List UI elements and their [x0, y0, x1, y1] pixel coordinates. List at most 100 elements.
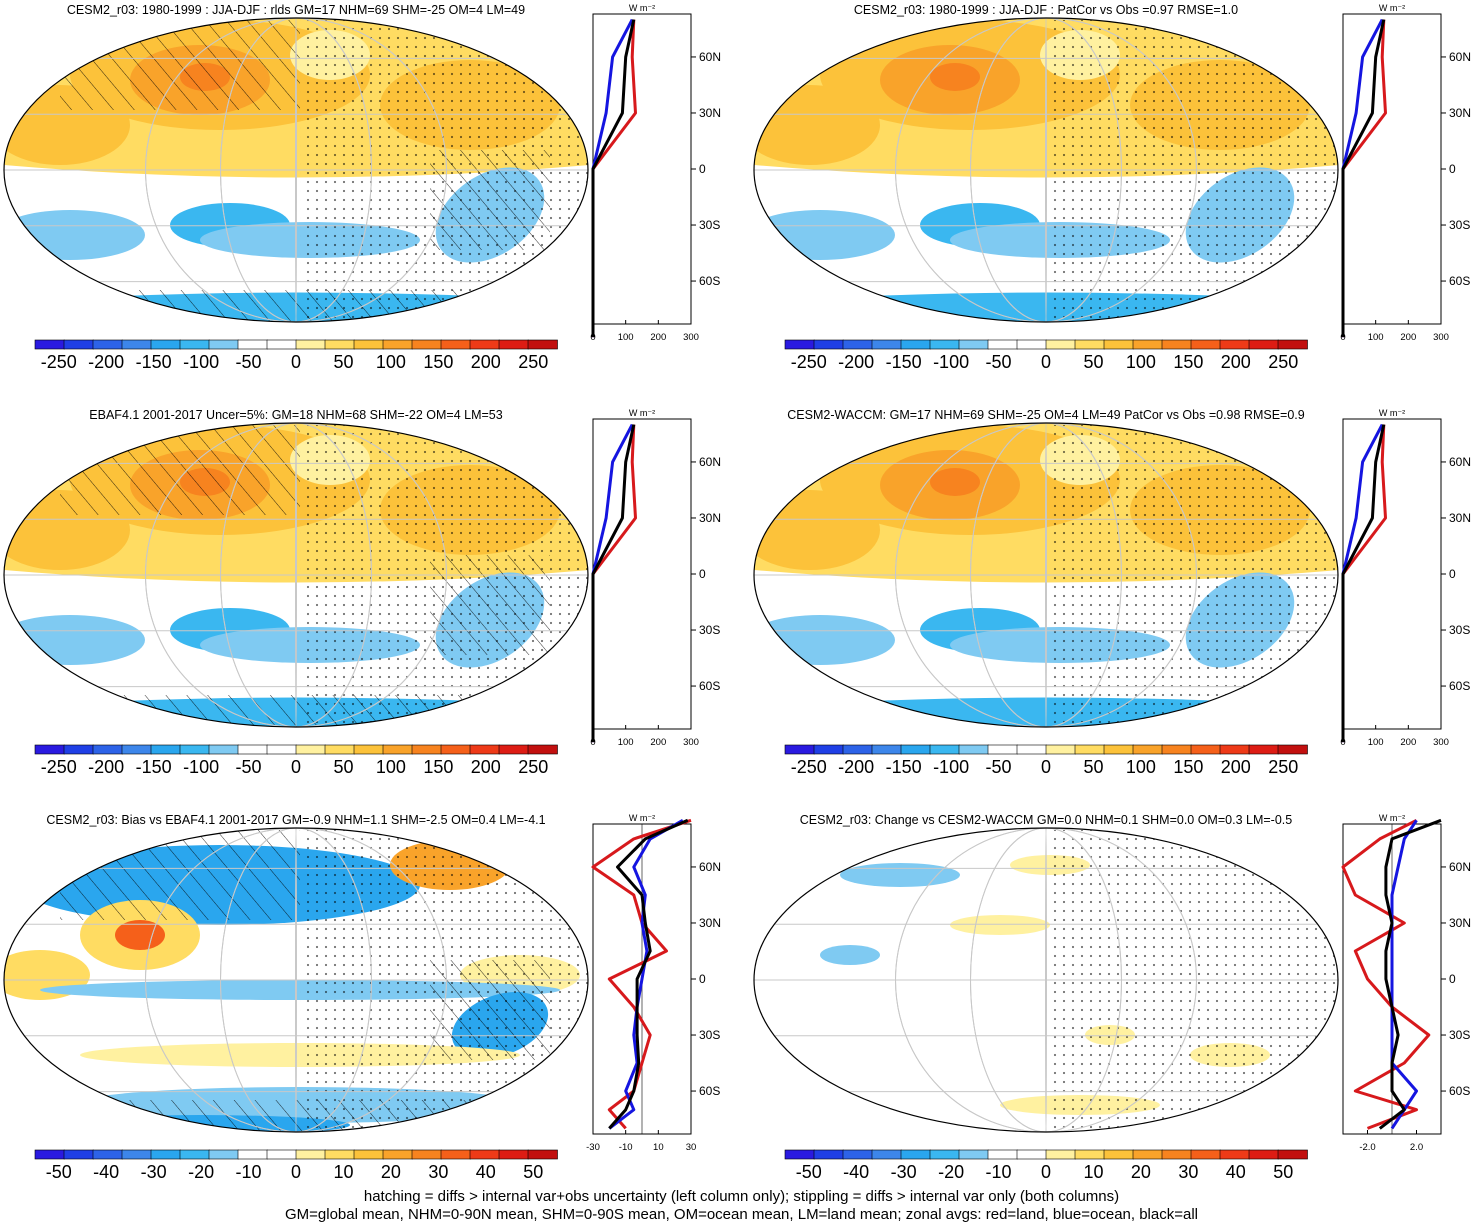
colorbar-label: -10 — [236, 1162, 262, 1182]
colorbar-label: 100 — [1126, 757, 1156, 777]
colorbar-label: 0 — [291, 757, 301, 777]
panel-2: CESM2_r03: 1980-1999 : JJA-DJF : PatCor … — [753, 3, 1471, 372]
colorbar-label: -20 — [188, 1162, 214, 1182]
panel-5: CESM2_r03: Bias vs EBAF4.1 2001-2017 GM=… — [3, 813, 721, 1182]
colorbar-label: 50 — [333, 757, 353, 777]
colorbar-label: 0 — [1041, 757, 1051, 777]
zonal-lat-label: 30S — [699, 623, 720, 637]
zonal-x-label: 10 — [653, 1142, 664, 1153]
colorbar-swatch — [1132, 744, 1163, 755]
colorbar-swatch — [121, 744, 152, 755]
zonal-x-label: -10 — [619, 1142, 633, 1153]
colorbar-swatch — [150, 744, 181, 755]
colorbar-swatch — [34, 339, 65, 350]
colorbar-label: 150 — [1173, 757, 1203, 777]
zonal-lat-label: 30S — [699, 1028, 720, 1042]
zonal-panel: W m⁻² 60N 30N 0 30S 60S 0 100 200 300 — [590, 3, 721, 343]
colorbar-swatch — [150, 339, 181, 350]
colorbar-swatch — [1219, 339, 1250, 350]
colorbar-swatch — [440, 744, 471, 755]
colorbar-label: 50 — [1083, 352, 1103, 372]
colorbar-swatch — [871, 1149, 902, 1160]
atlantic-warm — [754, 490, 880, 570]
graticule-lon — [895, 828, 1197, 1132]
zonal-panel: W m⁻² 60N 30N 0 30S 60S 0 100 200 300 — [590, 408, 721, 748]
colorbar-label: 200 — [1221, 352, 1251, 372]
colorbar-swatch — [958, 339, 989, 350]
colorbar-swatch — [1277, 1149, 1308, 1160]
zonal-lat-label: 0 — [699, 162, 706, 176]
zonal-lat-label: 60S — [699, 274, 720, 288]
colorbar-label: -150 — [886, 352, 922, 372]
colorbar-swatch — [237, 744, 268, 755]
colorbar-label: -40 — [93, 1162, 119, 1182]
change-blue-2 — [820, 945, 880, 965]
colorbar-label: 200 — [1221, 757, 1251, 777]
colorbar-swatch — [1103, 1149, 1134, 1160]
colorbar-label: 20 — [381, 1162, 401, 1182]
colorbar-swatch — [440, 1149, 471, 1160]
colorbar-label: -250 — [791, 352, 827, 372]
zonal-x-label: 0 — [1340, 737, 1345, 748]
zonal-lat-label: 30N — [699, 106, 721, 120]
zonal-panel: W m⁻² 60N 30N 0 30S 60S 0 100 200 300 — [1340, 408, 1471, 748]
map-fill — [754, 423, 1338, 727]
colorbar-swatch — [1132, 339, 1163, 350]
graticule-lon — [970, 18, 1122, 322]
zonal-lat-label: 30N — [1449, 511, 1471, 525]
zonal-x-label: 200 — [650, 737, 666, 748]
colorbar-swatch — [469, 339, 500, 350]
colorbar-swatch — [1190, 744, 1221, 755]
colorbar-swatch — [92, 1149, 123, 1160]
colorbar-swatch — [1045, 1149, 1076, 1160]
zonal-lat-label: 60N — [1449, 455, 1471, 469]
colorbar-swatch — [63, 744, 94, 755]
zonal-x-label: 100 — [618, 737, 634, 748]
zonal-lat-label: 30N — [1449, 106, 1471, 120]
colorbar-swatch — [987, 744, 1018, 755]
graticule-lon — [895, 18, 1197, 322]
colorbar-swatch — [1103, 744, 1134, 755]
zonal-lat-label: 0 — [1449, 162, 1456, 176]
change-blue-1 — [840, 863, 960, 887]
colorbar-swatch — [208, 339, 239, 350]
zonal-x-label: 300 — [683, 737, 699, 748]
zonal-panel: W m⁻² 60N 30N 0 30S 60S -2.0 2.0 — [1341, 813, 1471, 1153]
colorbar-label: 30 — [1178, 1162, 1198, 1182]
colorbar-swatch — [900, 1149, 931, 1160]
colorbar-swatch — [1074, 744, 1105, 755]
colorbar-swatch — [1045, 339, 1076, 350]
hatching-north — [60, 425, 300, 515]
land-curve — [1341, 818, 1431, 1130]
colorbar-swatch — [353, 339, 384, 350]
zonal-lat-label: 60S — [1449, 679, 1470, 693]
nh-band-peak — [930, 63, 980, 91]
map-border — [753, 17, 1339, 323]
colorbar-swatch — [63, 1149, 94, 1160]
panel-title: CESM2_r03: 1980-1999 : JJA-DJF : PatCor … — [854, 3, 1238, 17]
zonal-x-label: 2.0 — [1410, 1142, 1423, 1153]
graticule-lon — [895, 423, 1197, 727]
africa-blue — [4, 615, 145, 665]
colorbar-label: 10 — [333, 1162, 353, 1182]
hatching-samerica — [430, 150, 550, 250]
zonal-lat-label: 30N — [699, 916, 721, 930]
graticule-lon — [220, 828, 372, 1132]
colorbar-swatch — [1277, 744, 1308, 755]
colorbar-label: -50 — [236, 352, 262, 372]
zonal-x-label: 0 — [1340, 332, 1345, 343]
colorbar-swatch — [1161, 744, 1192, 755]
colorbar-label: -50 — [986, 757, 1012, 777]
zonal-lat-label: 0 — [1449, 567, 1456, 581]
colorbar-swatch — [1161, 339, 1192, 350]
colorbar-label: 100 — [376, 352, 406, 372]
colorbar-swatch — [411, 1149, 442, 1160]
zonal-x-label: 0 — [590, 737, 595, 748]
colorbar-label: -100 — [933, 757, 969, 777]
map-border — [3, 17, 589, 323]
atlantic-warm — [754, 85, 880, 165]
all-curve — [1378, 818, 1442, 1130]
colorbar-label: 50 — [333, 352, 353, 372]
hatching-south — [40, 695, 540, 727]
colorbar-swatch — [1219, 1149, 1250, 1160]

◇ ◇ ◇ ◇ ◇

**WHAT TO WORK ON:** Update the listing above by changing every "colorbar-swatch" to "legend-swatch" and keeping every other line and word the same. Omit the picture from your version.

**FINISHED EXERCISE:**
List UI elements and their [x0, y0, x1, y1] pixel coordinates. List at most 100 elements.
colorbar-label: -10 — [236, 1162, 262, 1182]
colorbar-label: 100 — [1126, 757, 1156, 777]
colorbar-label: 0 — [291, 757, 301, 777]
panel-2: CESM2_r03: 1980-1999 : JJA-DJF : PatCor … — [753, 3, 1471, 372]
colorbar-label: -20 — [188, 1162, 214, 1182]
panel-5: CESM2_r03: Bias vs EBAF4.1 2001-2017 GM=… — [3, 813, 721, 1182]
colorbar-label: 50 — [333, 757, 353, 777]
colorbar-label: 0 — [1041, 757, 1051, 777]
zonal-lat-label: 30S — [699, 623, 720, 637]
zonal-x-label: 10 — [653, 1142, 664, 1153]
legend-swatch — [1132, 744, 1163, 755]
legend-swatch — [121, 744, 152, 755]
zonal-x-label: -10 — [619, 1142, 633, 1153]
legend-swatch — [150, 744, 181, 755]
legend-swatch — [34, 339, 65, 350]
colorbar-label: 150 — [1173, 757, 1203, 777]
zonal-lat-label: 30S — [699, 1028, 720, 1042]
zonal-panel: W m⁻² 60N 30N 0 30S 60S 0 100 200 300 — [590, 3, 721, 343]
legend-swatch — [150, 339, 181, 350]
legend-swatch — [1219, 339, 1250, 350]
legend-swatch — [440, 744, 471, 755]
colorbar-label: 50 — [1083, 352, 1103, 372]
legend-swatch — [871, 1149, 902, 1160]
atlantic-warm — [754, 490, 880, 570]
graticule-lon — [895, 828, 1197, 1132]
zonal-panel: W m⁻² 60N 30N 0 30S 60S 0 100 200 300 — [590, 408, 721, 748]
colorbar-label: 200 — [1221, 352, 1251, 372]
legend-swatch — [958, 339, 989, 350]
legend-swatch — [1277, 1149, 1308, 1160]
zonal-lat-label: 0 — [699, 162, 706, 176]
zonal-lat-label: 60S — [699, 274, 720, 288]
colorbar-label: -150 — [886, 352, 922, 372]
legend-swatch — [237, 744, 268, 755]
colorbar-label: -40 — [93, 1162, 119, 1182]
change-blue-2 — [820, 945, 880, 965]
colorbar-label: 200 — [1221, 757, 1251, 777]
legend-swatch — [1103, 1149, 1134, 1160]
colorbar-label: 20 — [381, 1162, 401, 1182]
legend-swatch — [440, 1149, 471, 1160]
colorbar-label: -250 — [791, 352, 827, 372]
zonal-x-label: 0 — [1340, 737, 1345, 748]
zonal-lat-label: 30N — [699, 106, 721, 120]
zonal-panel: W m⁻² 60N 30N 0 30S 60S 0 100 200 300 — [1340, 408, 1471, 748]
map-fill — [754, 423, 1338, 727]
legend-swatch — [1132, 339, 1163, 350]
graticule-lon — [970, 18, 1122, 322]
zonal-lat-label: 30N — [1449, 511, 1471, 525]
zonal-x-label: 200 — [650, 737, 666, 748]
legend-swatch — [469, 339, 500, 350]
legend-swatch — [1190, 744, 1221, 755]
legend-swatch — [92, 1149, 123, 1160]
legend-swatch — [1045, 1149, 1076, 1160]
zonal-lat-label: 60N — [1449, 455, 1471, 469]
legend-swatch — [63, 744, 94, 755]
zonal-x-label: 100 — [618, 737, 634, 748]
zonal-lat-label: 30N — [1449, 106, 1471, 120]
legend-swatch — [987, 744, 1018, 755]
graticule-lon — [895, 18, 1197, 322]
legend-swatch — [1103, 744, 1134, 755]
zonal-lat-label: 0 — [1449, 162, 1456, 176]
change-blue-1 — [840, 863, 960, 887]
legend-swatch — [208, 339, 239, 350]
zonal-x-label: 300 — [683, 737, 699, 748]
zonal-panel: W m⁻² 60N 30N 0 30S 60S -2.0 2.0 — [1341, 813, 1471, 1153]
colorbar-label: 30 — [1178, 1162, 1198, 1182]
legend-swatch — [900, 1149, 931, 1160]
legend-swatch — [1074, 744, 1105, 755]
legend-swatch — [1045, 339, 1076, 350]
hatching-north — [60, 425, 300, 515]
land-curve — [1341, 818, 1431, 1130]
legend-swatch — [353, 339, 384, 350]
zonal-lat-label: 60S — [1449, 679, 1470, 693]
nh-band-peak — [930, 63, 980, 91]
map-border — [753, 17, 1339, 323]
legend-swatch — [63, 1149, 94, 1160]
panel-title: CESM2_r03: 1980-1999 : JJA-DJF : PatCor … — [854, 3, 1238, 17]
zonal-x-label: 2.0 — [1410, 1142, 1423, 1153]
graticule-lon — [895, 423, 1197, 727]
africa-blue — [4, 615, 145, 665]
colorbar-label: 10 — [333, 1162, 353, 1182]
hatching-samerica — [430, 150, 550, 250]
zonal-lat-label: 30N — [699, 916, 721, 930]
graticule-lon — [220, 828, 372, 1132]
legend-swatch — [1277, 744, 1308, 755]
colorbar-label: -50 — [236, 352, 262, 372]
zonal-x-label: 0 — [1340, 332, 1345, 343]
legend-swatch — [1161, 744, 1192, 755]
colorbar-label: -50 — [986, 757, 1012, 777]
zonal-lat-label: 0 — [1449, 567, 1456, 581]
legend-swatch — [1161, 339, 1192, 350]
colorbar-label: 100 — [376, 352, 406, 372]
legend-swatch — [411, 1149, 442, 1160]
zonal-x-label: 0 — [590, 737, 595, 748]
colorbar-label: -100 — [933, 757, 969, 777]
map-border — [3, 17, 589, 323]
atlantic-warm — [754, 85, 880, 165]
all-curve — [1378, 818, 1442, 1130]
colorbar-label: 50 — [333, 352, 353, 372]
hatching-south — [40, 695, 540, 727]
legend-swatch — [1219, 1149, 1250, 1160]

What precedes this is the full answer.